THE REQUEST ▸ Every line below that contains "فراوانی" is to be copied.

PROVIDED MATERIAL ▸
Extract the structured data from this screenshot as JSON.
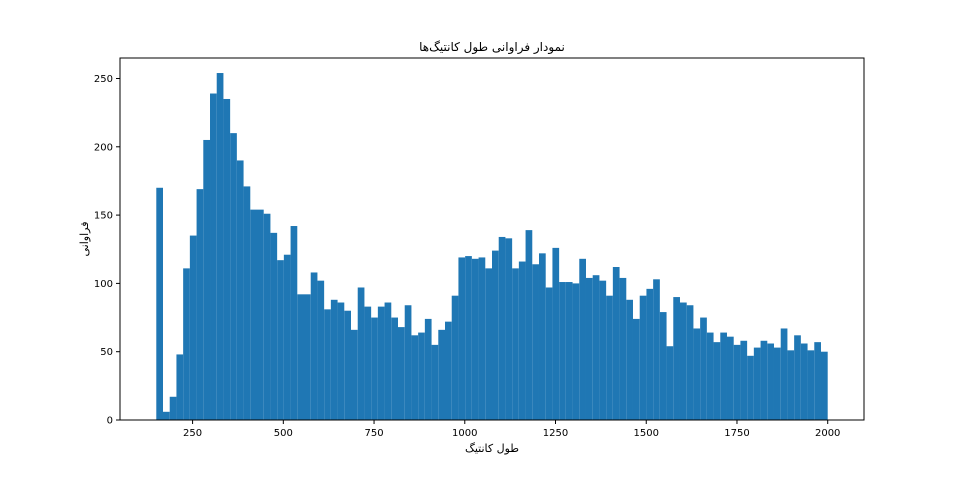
{
  "chart_data": {
    "type": "bar",
    "title": "نمودار فراوانی طول کانتیگ‌ها",
    "xlabel": "طول کانتیگ",
    "ylabel": "فراوانی",
    "xlim": [
      50,
      2100
    ],
    "ylim": [
      0,
      265
    ],
    "xticks": [
      250,
      500,
      750,
      1000,
      1250,
      1500,
      1750,
      2000
    ],
    "yticks": [
      0,
      50,
      100,
      150,
      200,
      250
    ],
    "grid": false,
    "bar_color": "#1f77b4",
    "bin_edges": [
      150,
      168.5,
      187,
      205.5,
      224,
      242.5,
      261,
      279.5,
      298,
      316.5,
      335,
      353.5,
      372,
      390.5,
      409,
      427.5,
      446,
      464.5,
      483,
      501.5,
      520,
      538.5,
      557,
      575.5,
      594,
      612.5,
      631,
      649.5,
      668,
      686.5,
      705,
      723.5,
      742,
      760.5,
      779,
      797.5,
      816,
      834.5,
      853,
      871.5,
      890,
      908.5,
      927,
      945.5,
      964,
      982.5,
      1001,
      1019.5,
      1038,
      1056.5,
      1075,
      1093.5,
      1112,
      1130.5,
      1149,
      1167.5,
      1186,
      1204.5,
      1223,
      1241.5,
      1260,
      1278.5,
      1297,
      1315.5,
      1334,
      1352.5,
      1371,
      1389.5,
      1408,
      1426.5,
      1445,
      1463.5,
      1482,
      1500.5,
      1519,
      1537.5,
      1556,
      1574.5,
      1593,
      1611.5,
      1630,
      1648.5,
      1667,
      1685.5,
      1704,
      1722.5,
      1741,
      1759.5,
      1778,
      1796.5,
      1815,
      1833.5,
      1852,
      1870.5,
      1889,
      1907.5,
      1926,
      1944.5,
      1963,
      1981.5,
      2000
    ],
    "values": [
      170,
      6,
      17,
      48,
      111,
      135,
      169,
      205,
      239,
      254,
      235,
      210,
      190,
      171,
      154,
      154,
      151,
      137,
      117,
      121,
      142,
      92,
      92,
      108,
      102,
      81,
      88,
      86,
      80,
      66,
      97,
      83,
      75,
      83,
      86,
      75,
      68,
      84,
      62,
      64,
      74,
      55,
      66,
      72,
      91,
      119,
      120,
      118,
      119,
      111,
      124,
      134,
      133,
      111,
      116,
      139,
      114,
      122,
      97,
      126,
      101,
      101,
      100,
      118,
      104,
      106,
      102,
      91,
      112,
      104,
      88,
      74,
      91,
      96,
      103,
      79,
      54,
      90,
      86,
      84,
      67,
      75,
      64,
      57,
      64,
      61,
      55,
      58,
      47,
      53,
      58,
      56,
      53,
      67,
      51,
      62,
      56,
      51,
      57,
      50
    ]
  }
}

ANSWER TO THE PROBLEM ▸
    "title": "نمودار فراوانی طول کانتیگ‌ها",
    "ylabel": "فراوانی",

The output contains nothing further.